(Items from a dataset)
-.-.-

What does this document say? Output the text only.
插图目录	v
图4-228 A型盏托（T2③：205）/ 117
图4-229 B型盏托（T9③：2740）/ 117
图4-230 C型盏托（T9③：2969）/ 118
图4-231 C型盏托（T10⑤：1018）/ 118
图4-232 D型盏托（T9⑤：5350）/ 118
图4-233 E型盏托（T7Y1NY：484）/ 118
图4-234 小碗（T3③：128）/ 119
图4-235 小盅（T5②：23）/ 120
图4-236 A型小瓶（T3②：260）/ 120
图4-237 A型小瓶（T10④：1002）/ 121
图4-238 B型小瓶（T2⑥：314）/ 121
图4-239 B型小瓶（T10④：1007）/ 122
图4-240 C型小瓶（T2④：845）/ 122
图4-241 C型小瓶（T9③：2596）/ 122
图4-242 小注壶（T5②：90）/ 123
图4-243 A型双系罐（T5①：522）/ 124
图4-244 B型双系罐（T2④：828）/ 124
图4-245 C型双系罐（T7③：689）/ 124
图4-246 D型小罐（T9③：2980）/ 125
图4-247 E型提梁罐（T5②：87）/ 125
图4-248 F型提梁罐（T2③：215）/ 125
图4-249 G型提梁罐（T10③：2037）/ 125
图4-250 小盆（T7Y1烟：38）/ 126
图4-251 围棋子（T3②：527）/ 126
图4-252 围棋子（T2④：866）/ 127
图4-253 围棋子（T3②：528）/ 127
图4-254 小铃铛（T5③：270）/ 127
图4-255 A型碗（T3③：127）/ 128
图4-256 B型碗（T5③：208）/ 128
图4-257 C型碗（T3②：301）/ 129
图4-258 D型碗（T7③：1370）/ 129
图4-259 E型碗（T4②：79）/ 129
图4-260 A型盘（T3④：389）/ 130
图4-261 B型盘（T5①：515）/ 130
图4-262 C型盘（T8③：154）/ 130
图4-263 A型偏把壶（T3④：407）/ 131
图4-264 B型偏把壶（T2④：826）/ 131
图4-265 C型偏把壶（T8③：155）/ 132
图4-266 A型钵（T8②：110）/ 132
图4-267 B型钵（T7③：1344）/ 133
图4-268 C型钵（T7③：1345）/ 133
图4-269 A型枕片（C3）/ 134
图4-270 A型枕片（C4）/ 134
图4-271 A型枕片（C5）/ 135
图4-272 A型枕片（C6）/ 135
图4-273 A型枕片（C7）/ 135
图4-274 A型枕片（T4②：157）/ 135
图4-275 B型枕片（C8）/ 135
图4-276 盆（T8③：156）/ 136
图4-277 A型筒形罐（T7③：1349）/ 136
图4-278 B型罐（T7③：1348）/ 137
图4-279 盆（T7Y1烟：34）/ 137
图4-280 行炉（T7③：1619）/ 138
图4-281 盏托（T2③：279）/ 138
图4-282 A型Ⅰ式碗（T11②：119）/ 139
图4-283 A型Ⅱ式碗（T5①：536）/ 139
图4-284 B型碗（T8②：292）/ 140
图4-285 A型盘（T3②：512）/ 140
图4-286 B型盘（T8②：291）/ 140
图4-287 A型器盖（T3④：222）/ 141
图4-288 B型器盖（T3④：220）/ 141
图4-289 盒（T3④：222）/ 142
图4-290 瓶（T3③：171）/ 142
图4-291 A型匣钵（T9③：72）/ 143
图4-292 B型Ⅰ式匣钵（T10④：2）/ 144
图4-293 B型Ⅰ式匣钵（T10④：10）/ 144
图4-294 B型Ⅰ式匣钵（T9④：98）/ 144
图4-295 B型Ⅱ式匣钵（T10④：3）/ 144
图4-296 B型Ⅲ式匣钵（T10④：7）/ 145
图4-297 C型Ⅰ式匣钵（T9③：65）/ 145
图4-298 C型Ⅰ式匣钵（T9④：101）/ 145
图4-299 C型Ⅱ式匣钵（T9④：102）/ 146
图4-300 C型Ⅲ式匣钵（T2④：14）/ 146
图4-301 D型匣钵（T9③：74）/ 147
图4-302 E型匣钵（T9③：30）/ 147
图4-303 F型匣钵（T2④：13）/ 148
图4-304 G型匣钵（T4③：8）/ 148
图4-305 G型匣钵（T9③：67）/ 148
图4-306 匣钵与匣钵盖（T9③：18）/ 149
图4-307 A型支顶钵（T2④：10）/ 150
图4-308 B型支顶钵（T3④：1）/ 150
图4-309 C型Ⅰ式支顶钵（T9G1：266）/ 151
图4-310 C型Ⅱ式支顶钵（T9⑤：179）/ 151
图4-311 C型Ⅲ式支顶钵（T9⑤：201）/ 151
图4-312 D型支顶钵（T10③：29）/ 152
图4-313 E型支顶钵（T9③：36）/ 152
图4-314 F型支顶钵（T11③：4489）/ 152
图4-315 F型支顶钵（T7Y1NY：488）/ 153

-.-.-

Print the whole listing again, exactly.

What does this document say? Output the text only.
插图目录	v
图4-228 A型盏托（T2③：205）/ 117
图4-229 B型盏托（T9③：2740）/ 117
图4-230 C型盏托（T9③：2969）/ 118
图4-231 C型盏托（T10⑤：1018）/ 118
图4-232 D型盏托（T9⑤：5350）/ 118
图4-233 E型盏托（T7Y1NY：484）/ 118
图4-234 小碗（T3③：128）/ 119
图4-235 小盅（T5②：23）/ 120
图4-236 A型小瓶（T3②：260）/ 120
图4-237 A型小瓶（T10④：1002）/ 121
图4-238 B型小瓶（T2⑥：314）/ 121
图4-239 B型小瓶（T10④：1007）/ 122
图4-240 C型小瓶（T2④：845）/ 122
图4-241 C型小瓶（T9③：2596）/ 122
图4-242 小注壶（T5②：90）/ 123
图4-243 A型双系罐（T5①：522）/ 124
图4-244 B型双系罐（T2④：828）/ 124
图4-245 C型双系罐（T7③：689）/ 124
图4-246 D型小罐（T9③：2980）/ 125
图4-247 E型提梁罐（T5②：87）/ 125
图4-248 F型提梁罐（T2③：215）/ 125
图4-249 G型提梁罐（T10③：2037）/ 125
图4-250 小盆（T7Y1烟：38）/ 126
图4-251 围棋子（T3②：527）/ 126
图4-252 围棋子（T2④：866）/ 127
图4-253 围棋子（T3②：528）/ 127
图4-254 小铃铛（T5③：270）/ 127
图4-255 A型碗（T3③：127）/ 128
图4-256 B型碗（T5③：208）/ 128
图4-257 C型碗（T3②：301）/ 129
图4-258 D型碗（T7③：1370）/ 129
图4-259 E型碗（T4②：79）/ 129
图4-260 A型盘（T3④：389）/ 130
图4-261 B型盘（T5①：515）/ 130
图4-262 C型盘（T8③：154）/ 130
图4-263 A型偏把壶（T3④：407）/ 131
图4-264 B型偏把壶（T2④：826）/ 131
图4-265 C型偏把壶（T8③：155）/ 132
图4-266 A型钵（T8②：110）/ 132
图4-267 B型钵（T7③：1344）/ 133
图4-268 C型钵（T7③：1345）/ 133
图4-269 A型枕片（C3）/ 134
图4-270 A型枕片（C4）/ 134
图4-271 A型枕片（C5）/ 135
图4-272 A型枕片（C6）/ 135
图4-273 A型枕片（C7）/ 135
图4-274 A型枕片（T4②：157）/ 135
图4-275 B型枕片（C8）/ 135
图4-276 盆（T8③：156）/ 136
图4-277 A型筒形罐（T7③：1349）/ 136
图4-278 B型罐（T7③：1348）/ 137
图4-279 盆（T7Y1烟：34）/ 137
图4-280 行炉（T7③：1619）/ 138
图4-281 盏托（T2③：279）/ 138
图4-282 A型Ⅰ式碗（T11②：119）/ 139
图4-283 A型Ⅱ式碗（T5①：536）/ 139
图4-284 B型碗（T8②：292）/ 140
图4-285 A型盘（T3②：512）/ 140
图4-286 B型盘（T8②：291）/ 140
图4-287 A型器盖（T3④：222）/ 141
图4-288 B型器盖（T3④：220）/ 141
图4-289 盒（T3④：222）/ 142
图4-290 瓶（T3③：171）/ 142
图4-291 A型匣钵（T9③：72）/ 143
图4-292 B型Ⅰ式匣钵（T10④：2）/ 144
图4-293 B型Ⅰ式匣钵（T10④：10）/ 144
图4-294 B型Ⅰ式匣钵（T9④：98）/ 144
图4-295 B型Ⅱ式匣钵（T10④：3）/ 144
图4-296 B型Ⅲ式匣钵（T10④：7）/ 145
图4-297 C型Ⅰ式匣钵（T9③：65）/ 145
图4-298 C型Ⅰ式匣钵（T9④：101）/ 145
图4-299 C型Ⅱ式匣钵（T9④：102）/ 146
图4-300 C型Ⅲ式匣钵（T2④：14）/ 146
图4-301 D型匣钵（T9③：74）/ 147
图4-302 E型匣钵（T9③：30）/ 147
图4-303 F型匣钵（T2④：13）/ 148
图4-304 G型匣钵（T4③：8）/ 148
图4-305 G型匣钵（T9③：67）/ 148
图4-306 匣钵与匣钵盖（T9③：18）/ 149
图4-307 A型支顶钵（T2④：10）/ 150
图4-308 B型支顶钵（T3④：1）/ 150
图4-309 C型Ⅰ式支顶钵（T9G1：266）/ 151
图4-310 C型Ⅱ式支顶钵（T9⑤：179）/ 151
图4-311 C型Ⅲ式支顶钵（T9⑤：201）/ 151
图4-312 D型支顶钵（T10③：29）/ 152
图4-313 E型支顶钵（T9③：36）/ 152
图4-314 F型支顶钵（T11③：4489）/ 152
图4-315 F型支顶钵（T7Y1NY：488）/ 153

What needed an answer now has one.